TASK DIRECTIONS:
Which lines hold the word "title"? Copy each of them from the material.
——
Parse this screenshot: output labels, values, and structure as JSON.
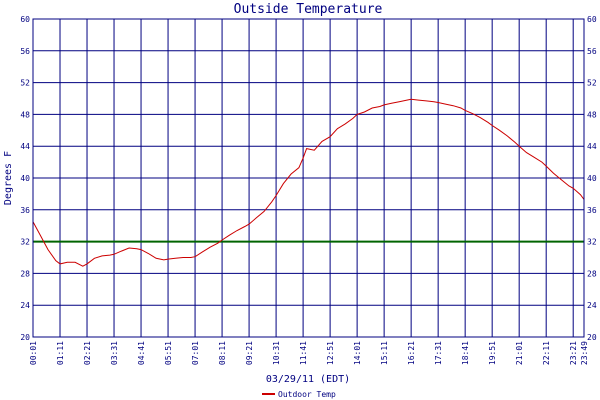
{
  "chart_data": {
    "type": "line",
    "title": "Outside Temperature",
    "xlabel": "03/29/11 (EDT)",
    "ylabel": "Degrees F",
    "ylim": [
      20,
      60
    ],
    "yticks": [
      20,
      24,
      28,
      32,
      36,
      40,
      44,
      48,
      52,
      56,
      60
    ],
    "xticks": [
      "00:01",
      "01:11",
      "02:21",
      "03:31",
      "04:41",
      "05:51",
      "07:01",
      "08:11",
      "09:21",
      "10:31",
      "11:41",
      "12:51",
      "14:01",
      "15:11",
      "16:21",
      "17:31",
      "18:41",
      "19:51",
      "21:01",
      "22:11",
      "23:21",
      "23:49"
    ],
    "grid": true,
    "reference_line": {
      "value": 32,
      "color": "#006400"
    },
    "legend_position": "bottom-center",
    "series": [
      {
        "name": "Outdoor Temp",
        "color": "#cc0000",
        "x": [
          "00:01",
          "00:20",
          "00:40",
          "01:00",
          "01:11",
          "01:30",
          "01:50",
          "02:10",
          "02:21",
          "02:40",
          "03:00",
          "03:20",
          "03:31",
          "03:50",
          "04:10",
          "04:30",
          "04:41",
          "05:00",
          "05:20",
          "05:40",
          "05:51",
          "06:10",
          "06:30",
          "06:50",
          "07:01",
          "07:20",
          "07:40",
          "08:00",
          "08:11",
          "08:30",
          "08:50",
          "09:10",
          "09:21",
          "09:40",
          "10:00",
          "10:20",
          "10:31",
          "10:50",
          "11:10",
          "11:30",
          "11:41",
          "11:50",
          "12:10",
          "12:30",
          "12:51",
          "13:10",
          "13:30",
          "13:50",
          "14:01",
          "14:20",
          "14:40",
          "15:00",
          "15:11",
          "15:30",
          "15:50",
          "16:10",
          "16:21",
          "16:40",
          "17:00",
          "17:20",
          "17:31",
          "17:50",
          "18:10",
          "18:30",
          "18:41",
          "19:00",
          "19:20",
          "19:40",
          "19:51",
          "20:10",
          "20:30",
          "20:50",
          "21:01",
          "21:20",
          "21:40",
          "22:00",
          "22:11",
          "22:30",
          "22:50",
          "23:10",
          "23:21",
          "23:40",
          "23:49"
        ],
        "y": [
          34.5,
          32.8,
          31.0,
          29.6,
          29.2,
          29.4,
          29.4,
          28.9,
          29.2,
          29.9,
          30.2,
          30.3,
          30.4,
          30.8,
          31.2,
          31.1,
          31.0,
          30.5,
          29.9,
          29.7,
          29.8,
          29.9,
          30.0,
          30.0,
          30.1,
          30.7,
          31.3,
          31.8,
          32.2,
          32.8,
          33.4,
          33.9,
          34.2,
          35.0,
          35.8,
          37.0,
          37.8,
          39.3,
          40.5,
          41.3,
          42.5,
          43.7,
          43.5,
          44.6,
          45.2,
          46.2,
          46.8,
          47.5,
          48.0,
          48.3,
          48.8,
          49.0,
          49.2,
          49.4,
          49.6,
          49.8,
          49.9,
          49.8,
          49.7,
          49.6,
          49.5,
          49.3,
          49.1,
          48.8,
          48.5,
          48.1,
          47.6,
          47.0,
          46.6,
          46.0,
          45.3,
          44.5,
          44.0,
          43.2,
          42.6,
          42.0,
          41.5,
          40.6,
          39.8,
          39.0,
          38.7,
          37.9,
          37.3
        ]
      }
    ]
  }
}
——
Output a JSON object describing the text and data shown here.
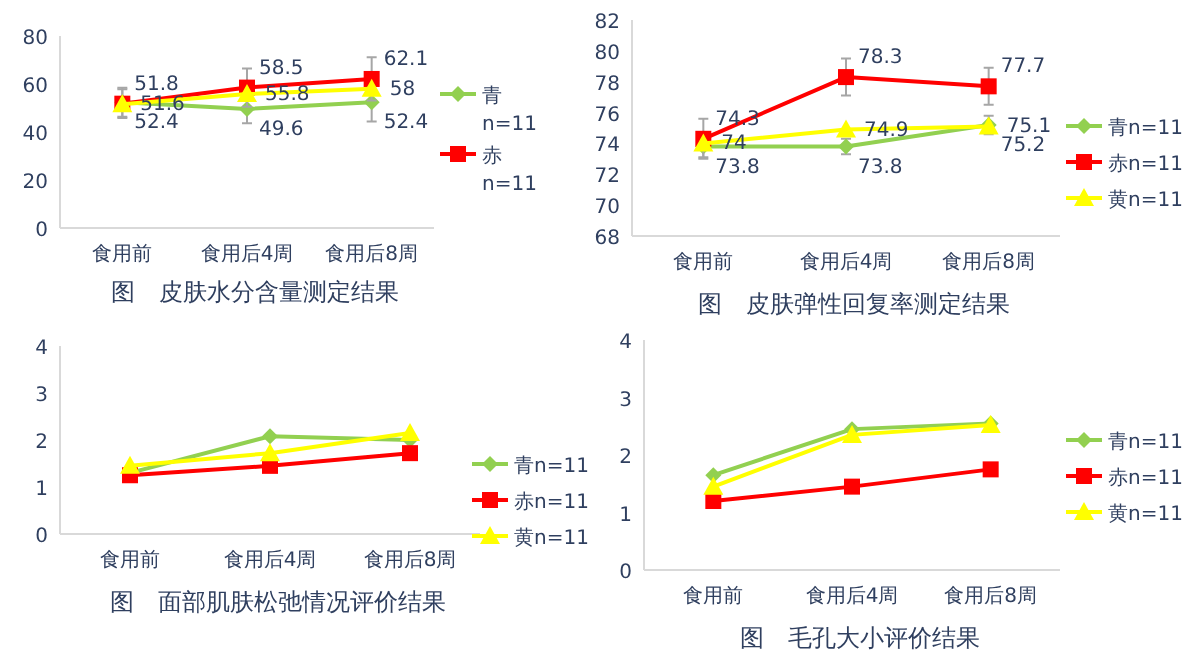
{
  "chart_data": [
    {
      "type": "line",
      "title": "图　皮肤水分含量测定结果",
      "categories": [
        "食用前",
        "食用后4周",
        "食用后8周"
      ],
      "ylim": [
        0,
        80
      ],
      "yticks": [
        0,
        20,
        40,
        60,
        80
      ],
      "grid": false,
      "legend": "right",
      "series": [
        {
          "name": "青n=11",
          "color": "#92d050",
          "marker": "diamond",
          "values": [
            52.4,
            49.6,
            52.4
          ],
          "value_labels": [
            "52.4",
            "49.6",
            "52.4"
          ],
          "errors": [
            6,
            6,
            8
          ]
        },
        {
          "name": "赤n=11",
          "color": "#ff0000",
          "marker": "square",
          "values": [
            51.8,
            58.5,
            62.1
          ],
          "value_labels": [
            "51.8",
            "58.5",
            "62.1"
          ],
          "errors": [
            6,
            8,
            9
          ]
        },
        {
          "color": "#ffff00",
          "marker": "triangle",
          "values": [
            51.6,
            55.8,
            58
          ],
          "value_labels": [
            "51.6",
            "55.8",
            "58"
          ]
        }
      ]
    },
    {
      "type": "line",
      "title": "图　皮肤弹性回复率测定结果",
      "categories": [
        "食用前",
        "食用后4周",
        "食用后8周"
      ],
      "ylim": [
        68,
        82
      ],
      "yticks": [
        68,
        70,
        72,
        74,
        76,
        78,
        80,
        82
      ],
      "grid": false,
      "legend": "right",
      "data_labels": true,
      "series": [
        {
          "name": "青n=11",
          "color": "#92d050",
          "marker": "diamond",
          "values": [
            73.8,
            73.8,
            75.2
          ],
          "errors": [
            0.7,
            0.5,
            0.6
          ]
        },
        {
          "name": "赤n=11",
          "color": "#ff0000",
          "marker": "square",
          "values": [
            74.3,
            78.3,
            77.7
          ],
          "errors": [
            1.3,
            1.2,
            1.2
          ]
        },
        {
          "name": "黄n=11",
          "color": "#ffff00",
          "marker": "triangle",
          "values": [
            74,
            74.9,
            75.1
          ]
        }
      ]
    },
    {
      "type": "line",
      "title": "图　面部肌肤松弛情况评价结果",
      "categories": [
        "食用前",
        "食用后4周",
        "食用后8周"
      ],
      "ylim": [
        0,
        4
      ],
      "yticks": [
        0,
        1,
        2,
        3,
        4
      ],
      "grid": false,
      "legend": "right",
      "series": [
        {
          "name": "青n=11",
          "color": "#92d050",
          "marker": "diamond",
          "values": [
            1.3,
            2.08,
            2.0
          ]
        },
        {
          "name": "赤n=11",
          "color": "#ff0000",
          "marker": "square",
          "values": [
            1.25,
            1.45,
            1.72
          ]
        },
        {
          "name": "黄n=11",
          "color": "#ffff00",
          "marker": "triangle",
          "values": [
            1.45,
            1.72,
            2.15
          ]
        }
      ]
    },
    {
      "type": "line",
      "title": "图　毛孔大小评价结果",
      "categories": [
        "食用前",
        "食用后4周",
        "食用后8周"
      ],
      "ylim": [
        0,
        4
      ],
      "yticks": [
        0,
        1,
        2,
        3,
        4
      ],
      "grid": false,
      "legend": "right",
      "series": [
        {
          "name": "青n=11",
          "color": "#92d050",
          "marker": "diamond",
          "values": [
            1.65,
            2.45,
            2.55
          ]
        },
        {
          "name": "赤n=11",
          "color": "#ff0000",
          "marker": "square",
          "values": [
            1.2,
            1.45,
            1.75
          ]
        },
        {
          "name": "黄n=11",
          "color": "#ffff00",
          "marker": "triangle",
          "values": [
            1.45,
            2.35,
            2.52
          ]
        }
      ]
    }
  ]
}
——
RESULT OF THE EXERCISE:
    "title": "Outside Temperature",
      "title": "图　皮肤水分含量测定结果",
      "title": "图　皮肤弹性回复率测定结果",
      "title": "图　面部肌肤松弛情况评价结果",
      "title": "图　毛孔大小评价结果",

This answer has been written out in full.